- **Exercise description**: Retype the material that follows, keeping every word as it is.
[START]
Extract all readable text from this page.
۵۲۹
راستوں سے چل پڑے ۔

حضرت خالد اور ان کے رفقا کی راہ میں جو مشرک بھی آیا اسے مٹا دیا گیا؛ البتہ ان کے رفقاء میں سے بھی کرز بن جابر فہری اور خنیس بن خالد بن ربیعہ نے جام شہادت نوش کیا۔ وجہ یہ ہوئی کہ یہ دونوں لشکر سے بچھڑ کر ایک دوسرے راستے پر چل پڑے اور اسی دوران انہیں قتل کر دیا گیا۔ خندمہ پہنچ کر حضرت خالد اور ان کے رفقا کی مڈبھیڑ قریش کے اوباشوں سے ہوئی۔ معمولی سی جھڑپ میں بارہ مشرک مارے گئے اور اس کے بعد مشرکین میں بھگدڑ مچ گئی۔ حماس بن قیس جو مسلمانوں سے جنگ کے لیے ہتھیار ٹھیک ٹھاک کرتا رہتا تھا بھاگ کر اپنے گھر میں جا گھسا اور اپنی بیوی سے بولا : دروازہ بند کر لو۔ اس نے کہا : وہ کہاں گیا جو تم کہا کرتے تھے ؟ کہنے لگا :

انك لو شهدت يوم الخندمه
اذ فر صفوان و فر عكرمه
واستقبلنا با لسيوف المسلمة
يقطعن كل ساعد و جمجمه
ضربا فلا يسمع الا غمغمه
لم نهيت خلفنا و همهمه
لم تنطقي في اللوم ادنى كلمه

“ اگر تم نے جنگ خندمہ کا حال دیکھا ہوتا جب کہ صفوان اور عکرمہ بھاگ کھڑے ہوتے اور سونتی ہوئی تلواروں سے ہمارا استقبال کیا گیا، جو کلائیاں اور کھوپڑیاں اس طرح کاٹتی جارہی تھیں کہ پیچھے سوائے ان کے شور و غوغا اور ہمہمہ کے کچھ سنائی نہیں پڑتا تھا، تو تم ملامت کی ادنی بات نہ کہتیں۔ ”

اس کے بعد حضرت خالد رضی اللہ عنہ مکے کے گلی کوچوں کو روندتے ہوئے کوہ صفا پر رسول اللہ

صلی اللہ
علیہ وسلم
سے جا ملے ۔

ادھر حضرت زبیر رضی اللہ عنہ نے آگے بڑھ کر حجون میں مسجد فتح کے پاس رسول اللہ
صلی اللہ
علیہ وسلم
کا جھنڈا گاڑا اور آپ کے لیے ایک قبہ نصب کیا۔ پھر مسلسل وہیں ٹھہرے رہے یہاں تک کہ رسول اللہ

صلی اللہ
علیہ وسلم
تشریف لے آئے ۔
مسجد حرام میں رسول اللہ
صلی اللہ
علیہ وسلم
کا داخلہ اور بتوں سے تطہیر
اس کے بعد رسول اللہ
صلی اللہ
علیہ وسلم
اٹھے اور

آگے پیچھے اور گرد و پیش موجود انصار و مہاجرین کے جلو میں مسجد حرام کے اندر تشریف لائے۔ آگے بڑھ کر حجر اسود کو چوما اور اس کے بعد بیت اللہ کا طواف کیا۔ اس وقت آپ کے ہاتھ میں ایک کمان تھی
[END]
- **Solution to the exercise**:
Extract all readable text from this page.
۵۲۹
راستوں سے چل پڑے ۔

حضرت خالد اور ان کے رفقا کی راہ میں جو مشرک بھی آیا اسے مٹا دیا گیا؛ البتہ ان کے رفقاء میں سے بھی کرز بن جابر فہری اور خنیس بن خالد بن ربیعہ نے جام شہادت نوش کیا۔ وجہ یہ ہوئی کہ یہ دونوں لشکر سے بچھڑ کر ایک دوسرے راستے پر چل پڑے اور اسی دوران انہیں قتل کر دیا گیا۔ خندمہ پہنچ کر حضرت خالد اور ان کے رفقا کی مڈبھیڑ قریش کے اوباشوں سے ہوئی۔ معمولی سی جھڑپ میں بارہ مشرک مارے گئے اور اس کے بعد مشرکین میں بھگدڑ مچ گئی۔ حماس بن قیس جو مسلمانوں سے جنگ کے لیے ہتھیار ٹھیک ٹھاک کرتا رہتا تھا بھاگ کر اپنے گھر میں جا گھسا اور اپنی بیوی سے بولا : دروازہ بند کر لو۔ اس نے کہا : وہ کہاں گیا جو تم کہا کرتے تھے ؟ کہنے لگا :

انك لو شهدت يوم الخندمه
اذ فر صفوان و فر عكرمه
واستقبلنا با لسيوف المسلمة
يقطعن كل ساعد و جمجمه
ضربا فلا يسمع الا غمغمه
لم نهيت خلفنا و همهمه
لم تنطقي في اللوم ادنى كلمه

“ اگر تم نے جنگ خندمہ کا حال دیکھا ہوتا جب کہ صفوان اور عکرمہ بھاگ کھڑے ہوتے اور سونتی ہوئی تلواروں سے ہمارا استقبال کیا گیا، جو کلائیاں اور کھوپڑیاں اس طرح کاٹتی جارہی تھیں کہ پیچھے سوائے ان کے شور و غوغا اور ہمہمہ کے کچھ سنائی نہیں پڑتا تھا، تو تم ملامت کی ادنی بات نہ کہتیں۔ ”

اس کے بعد حضرت خالد رضی اللہ عنہ مکے کے گلی کوچوں کو روندتے ہوئے کوہ صفا پر رسول اللہ

صلی اللہ
علیہ وسلم
سے جا ملے ۔

ادھر حضرت زبیر رضی اللہ عنہ نے آگے بڑھ کر حجون میں مسجد فتح کے پاس رسول اللہ
صلی اللہ
علیہ وسلم
کا جھنڈا گاڑا اور آپ کے لیے ایک قبہ نصب کیا۔ پھر مسلسل وہیں ٹھہرے رہے یہاں تک کہ رسول اللہ

صلی اللہ
علیہ وسلم
تشریف لے آئے ۔
مسجد حرام میں رسول اللہ
صلی اللہ
علیہ وسلم
کا داخلہ اور بتوں سے تطہیر
اس کے بعد رسول اللہ
صلی اللہ
علیہ وسلم
اٹھے اور

آگے پیچھے اور گرد و پیش موجود انصار و مہاجرین کے جلو میں مسجد حرام کے اندر تشریف لائے۔ آگے بڑھ کر حجر اسود کو چوما اور اس کے بعد بیت اللہ کا طواف کیا۔ اس وقت آپ کے ہاتھ میں ایک کمان تھی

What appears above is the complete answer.